WORK REQUIRED :: Reproduce every entry in the listing without alteration.

STORED DATA ::
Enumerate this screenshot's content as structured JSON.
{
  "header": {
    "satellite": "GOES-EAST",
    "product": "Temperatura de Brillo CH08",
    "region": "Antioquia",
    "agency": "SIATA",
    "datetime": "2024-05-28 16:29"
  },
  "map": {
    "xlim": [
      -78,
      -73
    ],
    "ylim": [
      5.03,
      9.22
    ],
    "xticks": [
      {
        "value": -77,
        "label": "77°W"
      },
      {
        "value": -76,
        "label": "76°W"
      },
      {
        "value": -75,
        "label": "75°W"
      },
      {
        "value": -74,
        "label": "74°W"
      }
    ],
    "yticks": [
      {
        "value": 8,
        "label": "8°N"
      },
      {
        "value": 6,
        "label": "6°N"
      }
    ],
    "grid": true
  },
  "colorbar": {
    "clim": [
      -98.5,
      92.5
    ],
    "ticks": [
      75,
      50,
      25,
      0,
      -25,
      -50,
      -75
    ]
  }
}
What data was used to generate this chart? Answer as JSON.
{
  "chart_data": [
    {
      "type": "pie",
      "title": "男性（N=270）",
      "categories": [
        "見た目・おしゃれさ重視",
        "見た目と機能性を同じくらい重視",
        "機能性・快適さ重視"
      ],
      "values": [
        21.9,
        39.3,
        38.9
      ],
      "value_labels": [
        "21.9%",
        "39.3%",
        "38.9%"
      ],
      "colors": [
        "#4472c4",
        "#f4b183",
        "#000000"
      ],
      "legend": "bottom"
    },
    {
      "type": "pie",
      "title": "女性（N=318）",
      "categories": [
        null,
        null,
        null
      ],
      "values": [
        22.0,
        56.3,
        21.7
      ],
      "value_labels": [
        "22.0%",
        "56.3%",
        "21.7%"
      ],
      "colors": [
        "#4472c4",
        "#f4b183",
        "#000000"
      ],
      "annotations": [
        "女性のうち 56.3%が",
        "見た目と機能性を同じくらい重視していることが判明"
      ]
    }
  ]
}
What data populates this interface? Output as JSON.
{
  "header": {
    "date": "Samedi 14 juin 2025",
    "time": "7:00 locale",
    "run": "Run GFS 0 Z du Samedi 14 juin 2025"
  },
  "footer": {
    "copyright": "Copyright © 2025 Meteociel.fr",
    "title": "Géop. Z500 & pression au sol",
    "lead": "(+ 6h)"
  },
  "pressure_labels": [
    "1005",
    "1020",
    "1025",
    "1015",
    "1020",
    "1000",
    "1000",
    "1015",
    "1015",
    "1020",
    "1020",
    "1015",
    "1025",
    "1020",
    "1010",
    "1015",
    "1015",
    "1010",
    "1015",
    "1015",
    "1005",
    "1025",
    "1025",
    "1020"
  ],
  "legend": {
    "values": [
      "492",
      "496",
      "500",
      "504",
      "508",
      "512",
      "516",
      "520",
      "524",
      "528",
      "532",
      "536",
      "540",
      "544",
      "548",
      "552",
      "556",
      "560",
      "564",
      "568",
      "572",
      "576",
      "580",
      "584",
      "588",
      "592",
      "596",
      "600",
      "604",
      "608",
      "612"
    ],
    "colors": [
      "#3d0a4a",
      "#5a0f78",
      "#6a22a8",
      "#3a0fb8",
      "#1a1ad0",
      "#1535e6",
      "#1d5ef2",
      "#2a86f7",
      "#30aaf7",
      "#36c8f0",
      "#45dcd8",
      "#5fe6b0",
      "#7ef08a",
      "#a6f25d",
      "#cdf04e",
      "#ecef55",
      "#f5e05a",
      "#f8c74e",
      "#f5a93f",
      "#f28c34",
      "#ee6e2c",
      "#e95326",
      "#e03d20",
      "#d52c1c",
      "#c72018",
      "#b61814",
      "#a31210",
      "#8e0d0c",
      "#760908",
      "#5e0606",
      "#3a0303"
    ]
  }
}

COMPLETE OUTPUT ::
Enumerate this screenshot's content as structured JSON.
{
  "header": {
    "satellite": "GOES-EAST",
    "product": "Temperatura de Brillo CH08",
    "region": "Antioquia",
    "agency": "SIATA",
    "datetime": "2024-05-28 16:29"
  },
  "map": {
    "xlim": [
      -78,
      -73
    ],
    "ylim": [
      5.03,
      9.22
    ],
    "xticks": [
      {
        "value": -77,
        "label": "77°W"
      },
      {
        "value": -76,
        "label": "76°W"
      },
      {
        "value": -75,
        "label": "75°W"
      },
      {
        "value": -74,
        "label": "74°W"
      }
    ],
    "yticks": [
      {
        "value": 8,
        "label": "8°N"
      },
      {
        "value": 6,
        "label": "6°N"
      }
    ],
    "grid": true
  },
  "colorbar": {
    "clim": [
      -98.5,
      92.5
    ],
    "ticks": [
      75,
      50,
      25,
      0,
      -25,
      -50,
      -75
    ]
  }
}
What data was used to generate this chart? Answer as JSON.
{
  "chart_data": [
    {
      "type": "pie",
      "title": "男性（N=270）",
      "categories": [
        "見た目・おしゃれさ重視",
        "見た目と機能性を同じくらい重視",
        "機能性・快適さ重視"
      ],
      "values": [
        21.9,
        39.3,
        38.9
      ],
      "value_labels": [
        "21.9%",
        "39.3%",
        "38.9%"
      ],
      "colors": [
        "#4472c4",
        "#f4b183",
        "#000000"
      ],
      "legend": "bottom"
    },
    {
      "type": "pie",
      "title": "女性（N=318）",
      "categories": [
        null,
        null,
        null
      ],
      "values": [
        22.0,
        56.3,
        21.7
      ],
      "value_labels": [
        "22.0%",
        "56.3%",
        "21.7%"
      ],
      "colors": [
        "#4472c4",
        "#f4b183",
        "#000000"
      ],
      "annotations": [
        "女性のうち 56.3%が",
        "見た目と機能性を同じくらい重視していることが判明"
      ]
    }
  ]
}
What data populates this interface? Output as JSON.
{
  "header": {
    "date": "Samedi 14 juin 2025",
    "time": "7:00 locale",
    "run": "Run GFS 0 Z du Samedi 14 juin 2025"
  },
  "footer": {
    "copyright": "Copyright © 2025 Meteociel.fr",
    "title": "Géop. Z500 & pression au sol",
    "lead": "(+ 6h)"
  },
  "pressure_labels": [
    "1005",
    "1020",
    "1025",
    "1015",
    "1020",
    "1000",
    "1000",
    "1015",
    "1015",
    "1020",
    "1020",
    "1015",
    "1025",
    "1020",
    "1010",
    "1015",
    "1015",
    "1010",
    "1015",
    "1015",
    "1005",
    "1025",
    "1025",
    "1020"
  ],
  "legend": {
    "values": [
      "492",
      "496",
      "500",
      "504",
      "508",
      "512",
      "516",
      "520",
      "524",
      "528",
      "532",
      "536",
      "540",
      "544",
      "548",
      "552",
      "556",
      "560",
      "564",
      "568",
      "572",
      "576",
      "580",
      "584",
      "588",
      "592",
      "596",
      "600",
      "604",
      "608",
      "612"
    ],
    "colors": [
      "#3d0a4a",
      "#5a0f78",
      "#6a22a8",
      "#3a0fb8",
      "#1a1ad0",
      "#1535e6",
      "#1d5ef2",
      "#2a86f7",
      "#30aaf7",
      "#36c8f0",
      "#45dcd8",
      "#5fe6b0",
      "#7ef08a",
      "#a6f25d",
      "#cdf04e",
      "#ecef55",
      "#f5e05a",
      "#f8c74e",
      "#f5a93f",
      "#f28c34",
      "#ee6e2c",
      "#e95326",
      "#e03d20",
      "#d52c1c",
      "#c72018",
      "#b61814",
      "#a31210",
      "#8e0d0c",
      "#760908",
      "#5e0606",
      "#3a0303"
    ]
  }
}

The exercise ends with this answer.